Page excerpt:
^^^^
The Public Record: Peoples-Stokes Looking for a Job?
Reports from the patronage merry-go-round: Last week, Masten District Councilman Demone Smith announced that he would leave that office to become the head of the Buffalo Employment Training Center. That patronage plum last belonged to Antoine Thompson, who represented Masten on Buffalo’s Common Council before Smith, left that job to become a state senator, then lost that job after two terms. Thompson resigned from BETC last year to run a primary challenge against Assemblywoman Crystal Peoples-Stokes.
Peoples-Stokes, meanwhile, is rumored to be lobbying hard to be named director of the University at Buffalo’s Educational Opportunity Center. The Buffalo EOC is one of 10 in the state, and it provides literary training, GED and college prep classes, and various other educational programs to prepare low-income and non-traditional students for higher education and jobs.
^^^^
Required tasks:
1. Answer these questions using the item on Peoples-Stokes:
(a) What new post did Demone Smith announce he would take?
(b) For what purpose did Antoine Thompson resign from BETC last year?
(c) How many Educational Opportunity Centers does the state have?
2. Reproduce the passage of the item on Peoples-Stokes that begins with "The Public Record: Peoples-Stokes" and runs on through "Assemblywoman Crystal Peoples-Stokes.".

Information provided:
^^^^
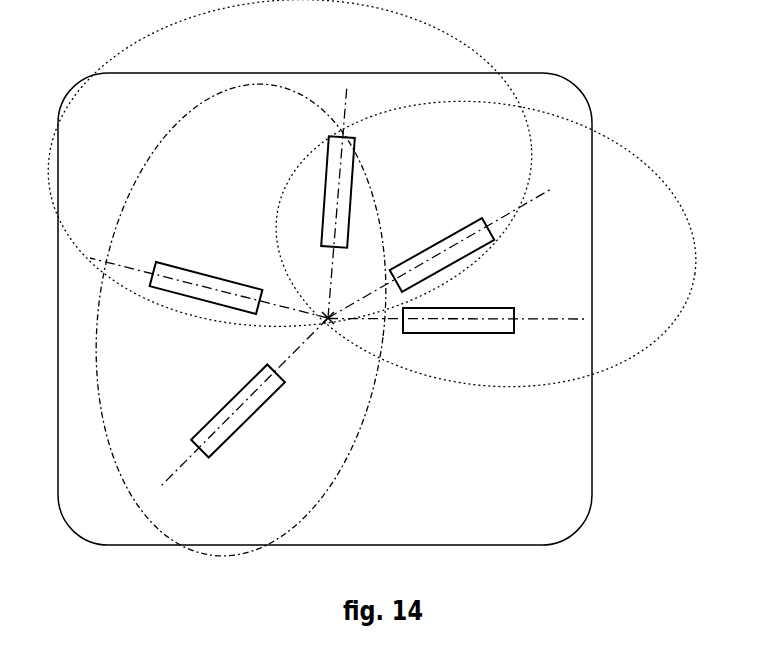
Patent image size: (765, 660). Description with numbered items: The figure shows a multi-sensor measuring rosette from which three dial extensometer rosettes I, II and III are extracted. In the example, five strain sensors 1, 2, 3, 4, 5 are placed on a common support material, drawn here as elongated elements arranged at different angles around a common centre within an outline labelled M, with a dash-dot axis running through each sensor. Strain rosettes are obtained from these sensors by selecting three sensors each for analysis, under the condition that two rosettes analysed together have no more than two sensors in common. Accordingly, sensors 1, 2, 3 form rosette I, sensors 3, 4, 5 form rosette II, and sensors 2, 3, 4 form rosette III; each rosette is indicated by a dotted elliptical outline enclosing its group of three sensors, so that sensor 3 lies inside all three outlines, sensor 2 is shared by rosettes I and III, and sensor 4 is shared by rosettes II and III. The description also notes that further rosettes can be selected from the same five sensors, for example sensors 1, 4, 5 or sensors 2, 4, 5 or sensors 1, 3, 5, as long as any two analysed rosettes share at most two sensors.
^^^^
Answers for the exercise:
1.
(a) Head of the Buffalo Employment Training Center.
(b) To run a primary challenge against Assemblywoman Crystal Peoples-Stokes.
(c) 10.

2.
The Public Record: Peoples-Stokes Looking for a Job?
Reports from the patronage merry-go-round: Last week, Masten District Councilman Demone Smith announced that he would leave that office to become the head of the Buffalo Employment Training Center. That patronage plum last belonged to Antoine Thompson, who represented Masten on Buffalo’s Common Council before Smith, left that job to become a state senator, then lost that job after two terms. Thompson resigned from BETC last year to run a primary challenge against Assemblywoman Crystal Peoples-Stokes.